**TASK BRIEF:** Go through the listing and return every line with "биение" in it.

----

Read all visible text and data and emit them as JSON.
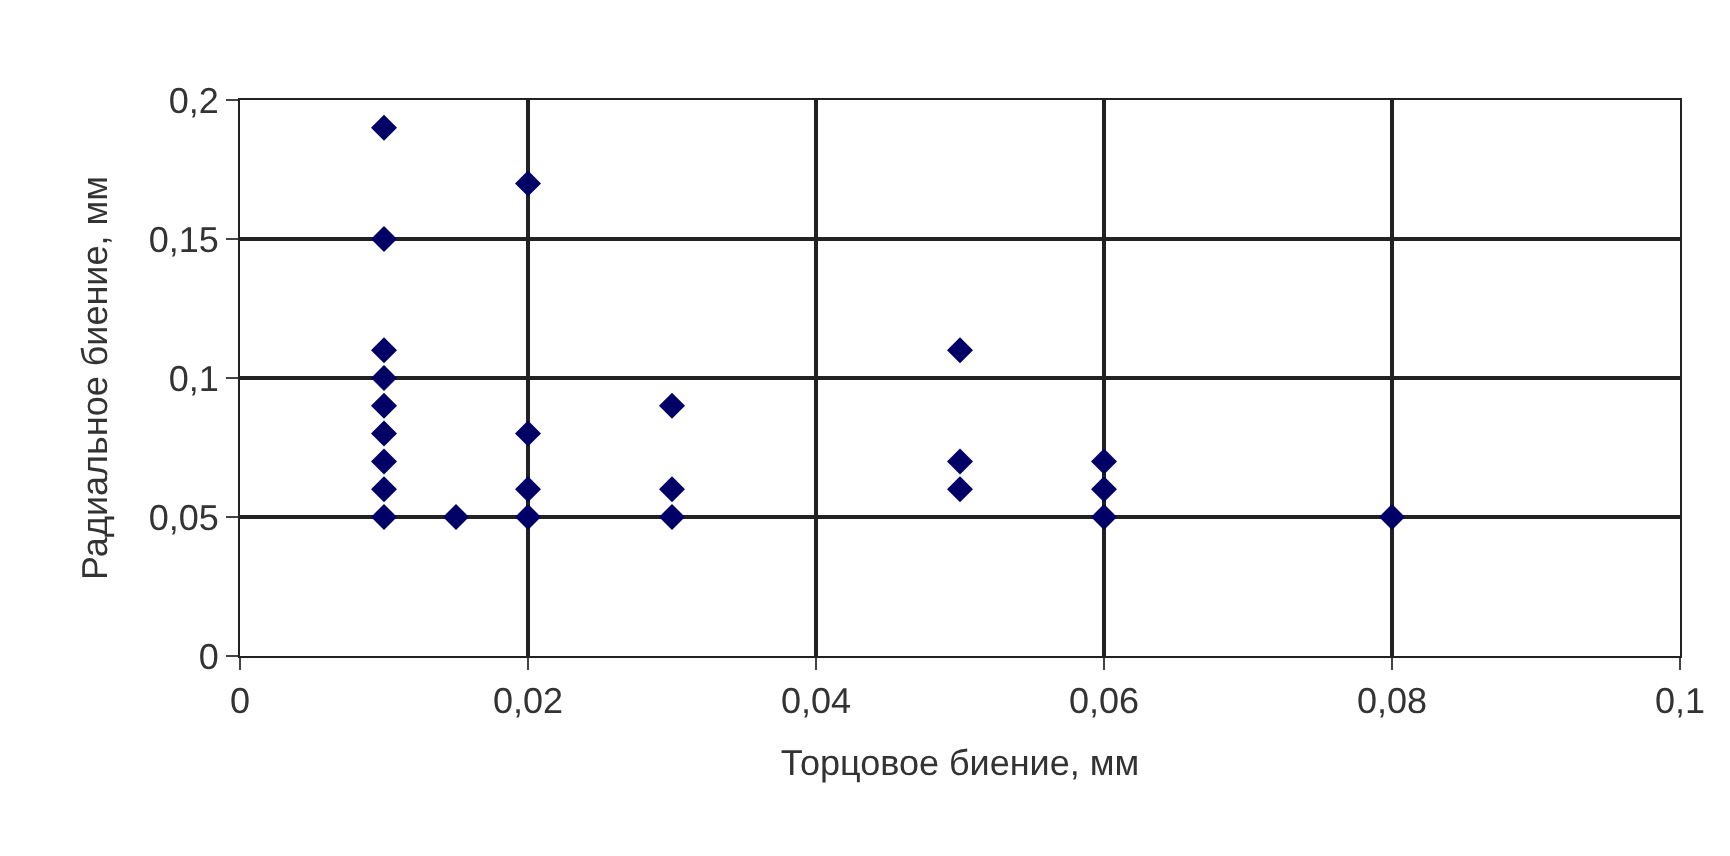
{
  "chart_data": {
    "type": "scatter",
    "xlabel": "Торцовое биение, мм",
    "ylabel": "Радиальное биение, мм",
    "x": [
      0.01,
      0.01,
      0.01,
      0.01,
      0.01,
      0.01,
      0.01,
      0.01,
      0.01,
      0.015,
      0.02,
      0.02,
      0.02,
      0.02,
      0.03,
      0.03,
      0.03,
      0.05,
      0.05,
      0.05,
      0.06,
      0.06,
      0.06,
      0.08
    ],
    "values": [
      0.19,
      0.15,
      0.11,
      0.1,
      0.09,
      0.08,
      0.07,
      0.06,
      0.05,
      0.05,
      0.17,
      0.08,
      0.06,
      0.05,
      0.09,
      0.06,
      0.05,
      0.11,
      0.07,
      0.06,
      0.07,
      0.06,
      0.05,
      0.05
    ],
    "color": "#000066",
    "marker": "diamond",
    "xlim": [
      0,
      0.1
    ],
    "xticks": [
      0,
      {
        "value": 0.02,
        "label": "0,02"
      },
      {
        "value": 0.04,
        "label": "0,04"
      },
      {
        "value": 0.06,
        "label": "0,06"
      },
      {
        "value": 0.08,
        "label": "0,08"
      },
      {
        "value": 0.1,
        "label": "0,1"
      }
    ],
    "ylim": [
      0,
      0.2
    ],
    "yticks": [
      0,
      {
        "value": 0.05,
        "label": "0,05"
      },
      {
        "value": 0.1,
        "label": "0,1"
      },
      {
        "value": 0.15,
        "label": "0,15"
      },
      {
        "value": 0.2,
        "label": "0,2"
      }
    ],
    "grid": true,
    "legend": false
  }
}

----

**RESPONSE TO THIS TASK:**
    "xlabel": "Торцовое биение, мм",
    "ylabel": "Радиальное биение, мм",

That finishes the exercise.